◆ Your task ◆
Copy out all the data, word for word.

◆ Excerpted records ◆
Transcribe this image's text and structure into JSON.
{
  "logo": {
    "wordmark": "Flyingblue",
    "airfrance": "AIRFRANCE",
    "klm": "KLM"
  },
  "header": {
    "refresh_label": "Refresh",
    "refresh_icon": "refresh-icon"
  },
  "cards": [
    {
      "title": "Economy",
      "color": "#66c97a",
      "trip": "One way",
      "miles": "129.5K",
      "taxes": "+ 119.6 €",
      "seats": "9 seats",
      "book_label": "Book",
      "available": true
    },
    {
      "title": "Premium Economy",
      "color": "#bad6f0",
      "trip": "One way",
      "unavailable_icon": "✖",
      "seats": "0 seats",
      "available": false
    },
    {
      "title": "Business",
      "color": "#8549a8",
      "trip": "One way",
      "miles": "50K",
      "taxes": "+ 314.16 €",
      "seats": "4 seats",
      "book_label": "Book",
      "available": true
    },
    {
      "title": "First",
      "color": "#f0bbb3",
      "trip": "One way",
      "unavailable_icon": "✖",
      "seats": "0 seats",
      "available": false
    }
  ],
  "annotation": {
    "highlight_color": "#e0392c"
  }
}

◆ Completed task ◆
Transcribe this image's text and structure into JSON.
{
  "logo": {
    "wordmark": "Flyingblue",
    "airfrance": "AIRFRANCE",
    "klm": "KLM"
  },
  "header": {
    "refresh_label": "Refresh",
    "refresh_icon": "refresh-icon"
  },
  "cards": [
    {
      "title": "Economy",
      "color": "#66c97a",
      "trip": "One way",
      "miles": "129.5K",
      "taxes": "+ 119.6 €",
      "seats": "9 seats",
      "book_label": "Book",
      "available": true
    },
    {
      "title": "Premium Economy",
      "color": "#bad6f0",
      "trip": "One way",
      "unavailable_icon": "✖",
      "seats": "0 seats",
      "available": false
    },
    {
      "title": "Business",
      "color": "#8549a8",
      "trip": "One way",
      "miles": "50K",
      "taxes": "+ 314.16 €",
      "seats": "4 seats",
      "book_label": "Book",
      "available": true
    },
    {
      "title": "First",
      "color": "#f0bbb3",
      "trip": "One way",
      "unavailable_icon": "✖",
      "seats": "0 seats",
      "available": false
    }
  ],
  "annotation": {
    "highlight_color": "#e0392c"
  }
}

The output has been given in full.